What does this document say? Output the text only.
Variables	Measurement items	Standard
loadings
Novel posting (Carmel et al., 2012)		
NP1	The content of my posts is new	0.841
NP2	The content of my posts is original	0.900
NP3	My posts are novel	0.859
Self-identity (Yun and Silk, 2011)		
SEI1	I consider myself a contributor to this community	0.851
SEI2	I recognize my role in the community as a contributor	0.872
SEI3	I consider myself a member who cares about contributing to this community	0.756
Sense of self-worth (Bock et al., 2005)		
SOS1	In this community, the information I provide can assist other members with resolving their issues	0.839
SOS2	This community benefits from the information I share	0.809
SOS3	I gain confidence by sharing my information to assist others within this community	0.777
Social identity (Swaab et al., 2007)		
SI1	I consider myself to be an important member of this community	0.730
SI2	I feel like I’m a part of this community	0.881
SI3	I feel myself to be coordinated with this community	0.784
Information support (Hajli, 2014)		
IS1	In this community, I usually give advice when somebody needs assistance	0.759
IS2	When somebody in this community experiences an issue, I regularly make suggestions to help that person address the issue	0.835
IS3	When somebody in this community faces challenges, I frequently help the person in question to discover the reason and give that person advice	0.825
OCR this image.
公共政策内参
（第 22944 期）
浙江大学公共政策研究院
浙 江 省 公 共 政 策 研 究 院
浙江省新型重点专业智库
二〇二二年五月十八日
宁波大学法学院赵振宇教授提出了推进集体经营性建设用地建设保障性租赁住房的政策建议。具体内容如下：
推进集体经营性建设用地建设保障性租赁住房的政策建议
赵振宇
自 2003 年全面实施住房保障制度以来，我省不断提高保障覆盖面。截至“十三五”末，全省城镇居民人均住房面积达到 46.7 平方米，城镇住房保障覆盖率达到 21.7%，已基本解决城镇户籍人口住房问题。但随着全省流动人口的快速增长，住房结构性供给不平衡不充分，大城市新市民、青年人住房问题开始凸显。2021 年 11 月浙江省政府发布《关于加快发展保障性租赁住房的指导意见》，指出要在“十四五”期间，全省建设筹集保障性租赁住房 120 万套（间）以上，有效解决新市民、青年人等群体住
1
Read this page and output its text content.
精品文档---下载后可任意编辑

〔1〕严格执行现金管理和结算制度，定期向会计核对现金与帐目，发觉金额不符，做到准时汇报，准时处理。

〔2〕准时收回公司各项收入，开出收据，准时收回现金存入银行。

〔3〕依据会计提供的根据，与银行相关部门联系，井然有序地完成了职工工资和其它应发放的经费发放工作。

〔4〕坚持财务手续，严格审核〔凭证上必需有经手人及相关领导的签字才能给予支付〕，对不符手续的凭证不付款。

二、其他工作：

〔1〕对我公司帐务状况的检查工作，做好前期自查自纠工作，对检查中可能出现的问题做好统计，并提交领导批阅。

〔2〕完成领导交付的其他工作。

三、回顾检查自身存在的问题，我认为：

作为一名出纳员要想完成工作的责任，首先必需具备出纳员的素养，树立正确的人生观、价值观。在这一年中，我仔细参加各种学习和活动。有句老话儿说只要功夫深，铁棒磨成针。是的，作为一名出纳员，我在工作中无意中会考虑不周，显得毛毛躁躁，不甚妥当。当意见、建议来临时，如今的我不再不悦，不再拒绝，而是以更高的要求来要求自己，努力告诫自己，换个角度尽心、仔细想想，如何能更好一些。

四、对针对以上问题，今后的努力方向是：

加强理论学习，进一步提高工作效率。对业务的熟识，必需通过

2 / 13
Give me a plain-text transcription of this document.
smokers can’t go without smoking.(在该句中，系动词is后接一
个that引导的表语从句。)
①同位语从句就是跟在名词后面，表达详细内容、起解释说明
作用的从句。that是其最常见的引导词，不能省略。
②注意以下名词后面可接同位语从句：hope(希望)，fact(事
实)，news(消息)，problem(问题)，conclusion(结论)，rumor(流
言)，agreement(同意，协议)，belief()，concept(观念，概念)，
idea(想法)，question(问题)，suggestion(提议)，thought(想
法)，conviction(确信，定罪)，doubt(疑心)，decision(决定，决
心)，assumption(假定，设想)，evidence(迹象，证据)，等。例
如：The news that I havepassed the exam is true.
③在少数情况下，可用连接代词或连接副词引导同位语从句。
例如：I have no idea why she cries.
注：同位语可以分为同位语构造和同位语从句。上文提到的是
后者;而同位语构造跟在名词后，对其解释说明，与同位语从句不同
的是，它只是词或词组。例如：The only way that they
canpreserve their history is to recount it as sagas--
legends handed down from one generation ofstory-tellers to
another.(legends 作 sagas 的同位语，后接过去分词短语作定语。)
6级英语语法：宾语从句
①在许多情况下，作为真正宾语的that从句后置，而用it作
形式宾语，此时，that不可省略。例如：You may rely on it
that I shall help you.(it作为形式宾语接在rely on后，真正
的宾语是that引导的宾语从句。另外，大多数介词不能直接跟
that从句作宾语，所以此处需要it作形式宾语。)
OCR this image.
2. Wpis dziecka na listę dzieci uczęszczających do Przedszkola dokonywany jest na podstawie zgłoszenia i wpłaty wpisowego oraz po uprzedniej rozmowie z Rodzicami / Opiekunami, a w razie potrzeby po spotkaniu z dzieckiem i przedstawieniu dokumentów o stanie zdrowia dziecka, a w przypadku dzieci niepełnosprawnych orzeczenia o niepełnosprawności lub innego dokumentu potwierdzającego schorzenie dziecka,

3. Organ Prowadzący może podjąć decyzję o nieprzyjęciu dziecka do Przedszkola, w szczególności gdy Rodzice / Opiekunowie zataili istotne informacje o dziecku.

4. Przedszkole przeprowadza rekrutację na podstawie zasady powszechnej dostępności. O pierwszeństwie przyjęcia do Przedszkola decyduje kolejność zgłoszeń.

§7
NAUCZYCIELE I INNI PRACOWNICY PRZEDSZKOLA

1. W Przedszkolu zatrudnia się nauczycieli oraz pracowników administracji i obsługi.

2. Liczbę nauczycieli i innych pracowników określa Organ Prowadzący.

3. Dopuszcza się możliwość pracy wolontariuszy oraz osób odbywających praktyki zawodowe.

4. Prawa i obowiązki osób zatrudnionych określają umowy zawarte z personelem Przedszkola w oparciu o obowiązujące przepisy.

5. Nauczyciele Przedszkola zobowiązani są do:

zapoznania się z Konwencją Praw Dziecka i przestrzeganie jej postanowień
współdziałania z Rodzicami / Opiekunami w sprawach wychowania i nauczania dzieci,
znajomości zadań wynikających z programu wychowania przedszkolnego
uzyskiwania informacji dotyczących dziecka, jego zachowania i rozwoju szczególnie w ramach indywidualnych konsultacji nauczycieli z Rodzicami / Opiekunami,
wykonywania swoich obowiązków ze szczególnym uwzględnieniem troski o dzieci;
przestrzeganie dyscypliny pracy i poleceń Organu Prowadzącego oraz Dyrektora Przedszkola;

Work to be completed —
From the records above, extract every entry exactly as given.

Task output —
What does this document say? Output the text only.
Variables	Measurement items	Standard
loadings
Novel posting (Carmel et al., 2012)		
NP1	The content of my posts is new	0.841
NP2	The content of my posts is original	0.900
NP3	My posts are novel	0.859
Self-identity (Yun and Silk, 2011)		
SEI1	I consider myself a contributor to this community	0.851
SEI2	I recognize my role in the community as a contributor	0.872
SEI3	I consider myself a member who cares about contributing to this community	0.756
Sense of self-worth (Bock et al., 2005)		
SOS1	In this community, the information I provide can assist other members with resolving their issues	0.839
SOS2	This community benefits from the information I share	0.809
SOS3	I gain confidence by sharing my information to assist others within this community	0.777
Social identity (Swaab et al., 2007)		
SI1	I consider myself to be an important member of this community	0.730
SI2	I feel like I’m a part of this community	0.881
SI3	I feel myself to be coordinated with this community	0.784
Information support (Hajli, 2014)		
IS1	In this community, I usually give advice when somebody needs assistance	0.759
IS2	When somebody in this community experiences an issue, I regularly make suggestions to help that person address the issue	0.835
IS3	When somebody in this community faces challenges, I frequently help the person in question to discover the reason and give that person advice	0.825
OCR this image.
公共政策内参
（第 22944 期）
浙江大学公共政策研究院
浙 江 省 公 共 政 策 研 究 院
浙江省新型重点专业智库
二〇二二年五月十八日
宁波大学法学院赵振宇教授提出了推进集体经营性建设用地建设保障性租赁住房的政策建议。具体内容如下：
推进集体经营性建设用地建设保障性租赁住房的政策建议
赵振宇
自 2003 年全面实施住房保障制度以来，我省不断提高保障覆盖面。截至“十三五”末，全省城镇居民人均住房面积达到 46.7 平方米，城镇住房保障覆盖率达到 21.7%，已基本解决城镇户籍人口住房问题。但随着全省流动人口的快速增长，住房结构性供给不平衡不充分，大城市新市民、青年人住房问题开始凸显。2021 年 11 月浙江省政府发布《关于加快发展保障性租赁住房的指导意见》，指出要在“十四五”期间，全省建设筹集保障性租赁住房 120 万套（间）以上，有效解决新市民、青年人等群体住
1
Read this page and output its text content.
精品文档---下载后可任意编辑

〔1〕严格执行现金管理和结算制度，定期向会计核对现金与帐目，发觉金额不符，做到准时汇报，准时处理。

〔2〕准时收回公司各项收入，开出收据，准时收回现金存入银行。

〔3〕依据会计提供的根据，与银行相关部门联系，井然有序地完成了职工工资和其它应发放的经费发放工作。

〔4〕坚持财务手续，严格审核〔凭证上必需有经手人及相关领导的签字才能给予支付〕，对不符手续的凭证不付款。

二、其他工作：

〔1〕对我公司帐务状况的检查工作，做好前期自查自纠工作，对检查中可能出现的问题做好统计，并提交领导批阅。

〔2〕完成领导交付的其他工作。

三、回顾检查自身存在的问题，我认为：

作为一名出纳员要想完成工作的责任，首先必需具备出纳员的素养，树立正确的人生观、价值观。在这一年中，我仔细参加各种学习和活动。有句老话儿说只要功夫深，铁棒磨成针。是的，作为一名出纳员，我在工作中无意中会考虑不周，显得毛毛躁躁，不甚妥当。当意见、建议来临时，如今的我不再不悦，不再拒绝，而是以更高的要求来要求自己，努力告诫自己，换个角度尽心、仔细想想，如何能更好一些。

四、对针对以上问题，今后的努力方向是：

加强理论学习，进一步提高工作效率。对业务的熟识，必需通过

2 / 13
Give me a plain-text transcription of this document.
smokers can’t go without smoking.(在该句中，系动词is后接一
个that引导的表语从句。)
①同位语从句就是跟在名词后面，表达详细内容、起解释说明
作用的从句。that是其最常见的引导词，不能省略。
②注意以下名词后面可接同位语从句：hope(希望)，fact(事
实)，news(消息)，problem(问题)，conclusion(结论)，rumor(流
言)，agreement(同意，协议)，belief()，concept(观念，概念)，
idea(想法)，question(问题)，suggestion(提议)，thought(想
法)，conviction(确信，定罪)，doubt(疑心)，decision(决定，决
心)，assumption(假定，设想)，evidence(迹象，证据)，等。例
如：The news that I havepassed the exam is true.
③在少数情况下，可用连接代词或连接副词引导同位语从句。
例如：I have no idea why she cries.
注：同位语可以分为同位语构造和同位语从句。上文提到的是
后者;而同位语构造跟在名词后，对其解释说明，与同位语从句不同
的是，它只是词或词组。例如：The only way that they
canpreserve their history is to recount it as sagas--
legends handed down from one generation ofstory-tellers to
another.(legends 作 sagas 的同位语，后接过去分词短语作定语。)
6级英语语法：宾语从句
①在许多情况下，作为真正宾语的that从句后置，而用it作
形式宾语，此时，that不可省略。例如：You may rely on it
that I shall help you.(it作为形式宾语接在rely on后，真正
的宾语是that引导的宾语从句。另外，大多数介词不能直接跟
that从句作宾语，所以此处需要it作形式宾语。)
OCR this image.
2. Wpis dziecka na listę dzieci uczęszczających do Przedszkola dokonywany jest na podstawie zgłoszenia i wpłaty wpisowego oraz po uprzedniej rozmowie z Rodzicami / Opiekunami, a w razie potrzeby po spotkaniu z dzieckiem i przedstawieniu dokumentów o stanie zdrowia dziecka, a w przypadku dzieci niepełnosprawnych orzeczenia o niepełnosprawności lub innego dokumentu potwierdzającego schorzenie dziecka,

3. Organ Prowadzący może podjąć decyzję o nieprzyjęciu dziecka do Przedszkola, w szczególności gdy Rodzice / Opiekunowie zataili istotne informacje o dziecku.

4. Przedszkole przeprowadza rekrutację na podstawie zasady powszechnej dostępności. O pierwszeństwie przyjęcia do Przedszkola decyduje kolejność zgłoszeń.

§7
NAUCZYCIELE I INNI PRACOWNICY PRZEDSZKOLA

1. W Przedszkolu zatrudnia się nauczycieli oraz pracowników administracji i obsługi.

2. Liczbę nauczycieli i innych pracowników określa Organ Prowadzący.

3. Dopuszcza się możliwość pracy wolontariuszy oraz osób odbywających praktyki zawodowe.

4. Prawa i obowiązki osób zatrudnionych określają umowy zawarte z personelem Przedszkola w oparciu o obowiązujące przepisy.

5. Nauczyciele Przedszkola zobowiązani są do:

zapoznania się z Konwencją Praw Dziecka i przestrzeganie jej postanowień
współdziałania z Rodzicami / Opiekunami w sprawach wychowania i nauczania dzieci,
znajomości zadań wynikających z programu wychowania przedszkolnego
uzyskiwania informacji dotyczących dziecka, jego zachowania i rozwoju szczególnie w ramach indywidualnych konsultacji nauczycieli z Rodzicami / Opiekunami,
wykonywania swoich obowiązków ze szczególnym uwzględnieniem troski o dzieci;
przestrzeganie dyscypliny pracy i poleceń Organu Prowadzącego oraz Dyrektora Przedszkola;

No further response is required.